[LISTED ENTRIES]
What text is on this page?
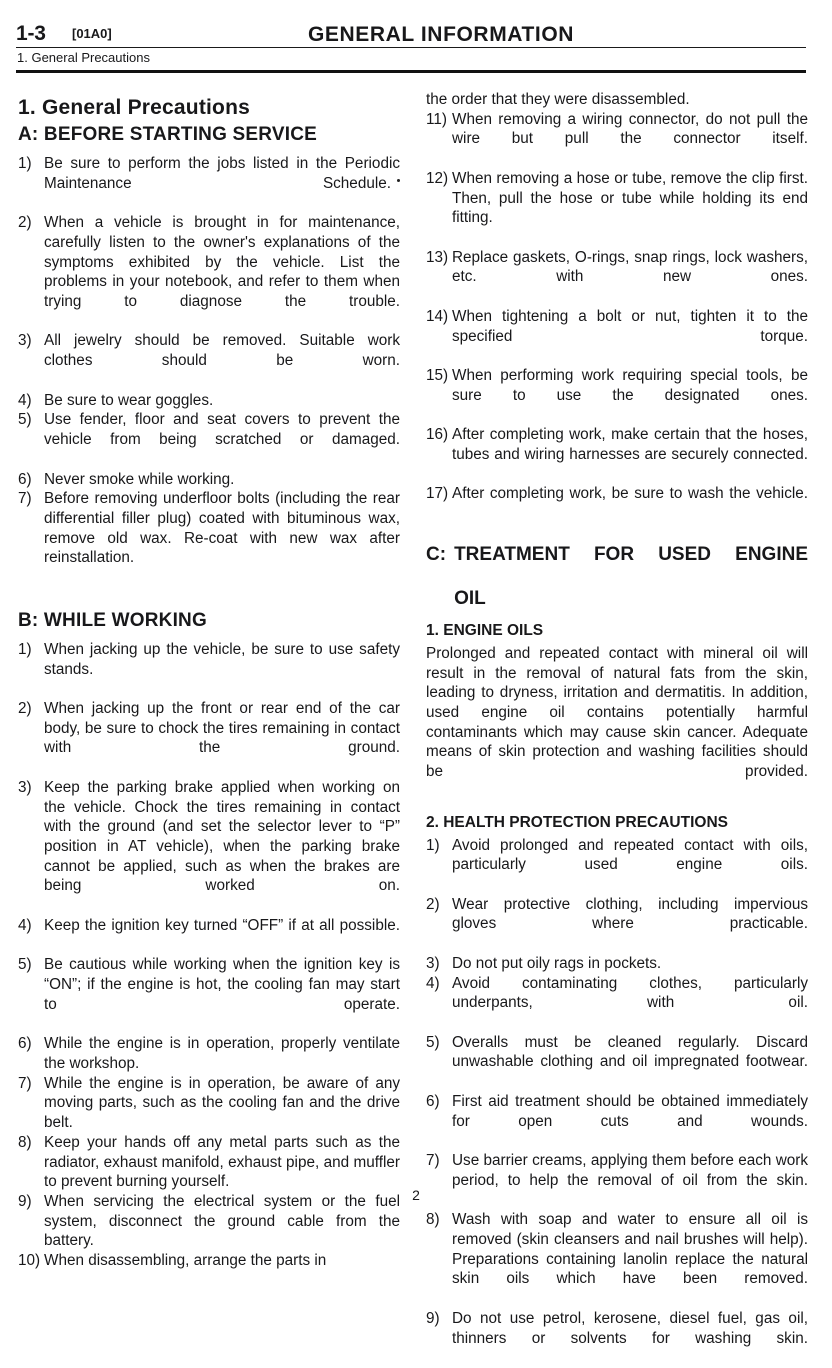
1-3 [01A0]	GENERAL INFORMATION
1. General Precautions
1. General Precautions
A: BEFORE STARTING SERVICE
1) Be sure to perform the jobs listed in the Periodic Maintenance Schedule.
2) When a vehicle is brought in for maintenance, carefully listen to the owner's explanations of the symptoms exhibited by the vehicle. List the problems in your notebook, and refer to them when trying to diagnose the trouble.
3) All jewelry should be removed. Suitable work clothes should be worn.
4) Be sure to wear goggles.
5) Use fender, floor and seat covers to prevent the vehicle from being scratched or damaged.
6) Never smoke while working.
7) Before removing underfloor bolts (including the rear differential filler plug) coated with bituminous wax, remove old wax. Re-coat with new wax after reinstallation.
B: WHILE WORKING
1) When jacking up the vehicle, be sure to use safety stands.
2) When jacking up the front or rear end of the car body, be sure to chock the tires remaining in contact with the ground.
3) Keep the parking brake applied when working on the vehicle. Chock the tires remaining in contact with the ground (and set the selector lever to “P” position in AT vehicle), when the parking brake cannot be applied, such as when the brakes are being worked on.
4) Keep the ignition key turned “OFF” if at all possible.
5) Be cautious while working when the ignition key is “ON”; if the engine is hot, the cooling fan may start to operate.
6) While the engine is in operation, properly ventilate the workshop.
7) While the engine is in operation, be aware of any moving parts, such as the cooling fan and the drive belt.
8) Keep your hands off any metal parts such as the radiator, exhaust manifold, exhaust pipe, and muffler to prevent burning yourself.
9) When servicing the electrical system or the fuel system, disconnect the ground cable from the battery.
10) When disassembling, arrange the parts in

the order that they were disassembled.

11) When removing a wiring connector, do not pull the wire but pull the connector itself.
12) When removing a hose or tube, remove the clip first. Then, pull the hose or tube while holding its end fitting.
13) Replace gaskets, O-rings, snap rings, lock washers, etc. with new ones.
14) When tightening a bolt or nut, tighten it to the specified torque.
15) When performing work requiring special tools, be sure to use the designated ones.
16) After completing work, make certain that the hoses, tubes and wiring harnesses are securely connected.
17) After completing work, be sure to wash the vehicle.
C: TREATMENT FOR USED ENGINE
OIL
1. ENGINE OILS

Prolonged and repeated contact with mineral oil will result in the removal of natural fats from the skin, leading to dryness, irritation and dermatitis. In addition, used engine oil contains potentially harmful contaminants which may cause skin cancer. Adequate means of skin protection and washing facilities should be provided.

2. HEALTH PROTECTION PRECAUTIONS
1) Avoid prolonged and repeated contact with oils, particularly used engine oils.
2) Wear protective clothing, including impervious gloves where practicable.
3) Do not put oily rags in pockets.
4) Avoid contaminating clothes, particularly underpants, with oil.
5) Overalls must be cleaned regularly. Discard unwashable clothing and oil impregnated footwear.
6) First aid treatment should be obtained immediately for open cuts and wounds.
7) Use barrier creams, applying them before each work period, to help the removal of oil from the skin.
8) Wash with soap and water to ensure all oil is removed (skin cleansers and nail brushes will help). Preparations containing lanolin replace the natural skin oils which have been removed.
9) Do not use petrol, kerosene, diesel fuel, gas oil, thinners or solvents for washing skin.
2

[EXERCISE REQUIREMENTS]
Print the entries above exactly, taking out only the pictures.

[RESULT FOR THIS TASK]
What text is on this page?
1-3 [01A0]	GENERAL INFORMATION
1. General Precautions
1. General Precautions
A: BEFORE STARTING SERVICE
1) Be sure to perform the jobs listed in the Periodic Maintenance Schedule.
2) When a vehicle is brought in for maintenance, carefully listen to the owner's explanations of the symptoms exhibited by the vehicle. List the problems in your notebook, and refer to them when trying to diagnose the trouble.
3) All jewelry should be removed. Suitable work clothes should be worn.
4) Be sure to wear goggles.
5) Use fender, floor and seat covers to prevent the vehicle from being scratched or damaged.
6) Never smoke while working.
7) Before removing underfloor bolts (including the rear differential filler plug) coated with bituminous wax, remove old wax. Re-coat with new wax after reinstallation.
B: WHILE WORKING
1) When jacking up the vehicle, be sure to use safety stands.
2) When jacking up the front or rear end of the car body, be sure to chock the tires remaining in contact with the ground.
3) Keep the parking brake applied when working on the vehicle. Chock the tires remaining in contact with the ground (and set the selector lever to “P” position in AT vehicle), when the parking brake cannot be applied, such as when the brakes are being worked on.
4) Keep the ignition key turned “OFF” if at all possible.
5) Be cautious while working when the ignition key is “ON”; if the engine is hot, the cooling fan may start to operate.
6) While the engine is in operation, properly ventilate the workshop.
7) While the engine is in operation, be aware of any moving parts, such as the cooling fan and the drive belt.
8) Keep your hands off any metal parts such as the radiator, exhaust manifold, exhaust pipe, and muffler to prevent burning yourself.
9) When servicing the electrical system or the fuel system, disconnect the ground cable from the battery.
10) When disassembling, arrange the parts in

the order that they were disassembled.

11) When removing a wiring connector, do not pull the wire but pull the connector itself.
12) When removing a hose or tube, remove the clip first. Then, pull the hose or tube while holding its end fitting.
13) Replace gaskets, O-rings, snap rings, lock washers, etc. with new ones.
14) When tightening a bolt or nut, tighten it to the specified torque.
15) When performing work requiring special tools, be sure to use the designated ones.
16) After completing work, make certain that the hoses, tubes and wiring harnesses are securely connected.
17) After completing work, be sure to wash the vehicle.
C: TREATMENT FOR USED ENGINE
OIL
1. ENGINE OILS

Prolonged and repeated contact with mineral oil will result in the removal of natural fats from the skin, leading to dryness, irritation and dermatitis. In addition, used engine oil contains potentially harmful contaminants which may cause skin cancer. Adequate means of skin protection and washing facilities should be provided.

2. HEALTH PROTECTION PRECAUTIONS
1) Avoid prolonged and repeated contact with oils, particularly used engine oils.
2) Wear protective clothing, including impervious gloves where practicable.
3) Do not put oily rags in pockets.
4) Avoid contaminating clothes, particularly underpants, with oil.
5) Overalls must be cleaned regularly. Discard unwashable clothing and oil impregnated footwear.
6) First aid treatment should be obtained immediately for open cuts and wounds.
7) Use barrier creams, applying them before each work period, to help the removal of oil from the skin.
8) Wash with soap and water to ensure all oil is removed (skin cleansers and nail brushes will help). Preparations containing lanolin replace the natural skin oils which have been removed.
9) Do not use petrol, kerosene, diesel fuel, gas oil, thinners or solvents for washing skin.
2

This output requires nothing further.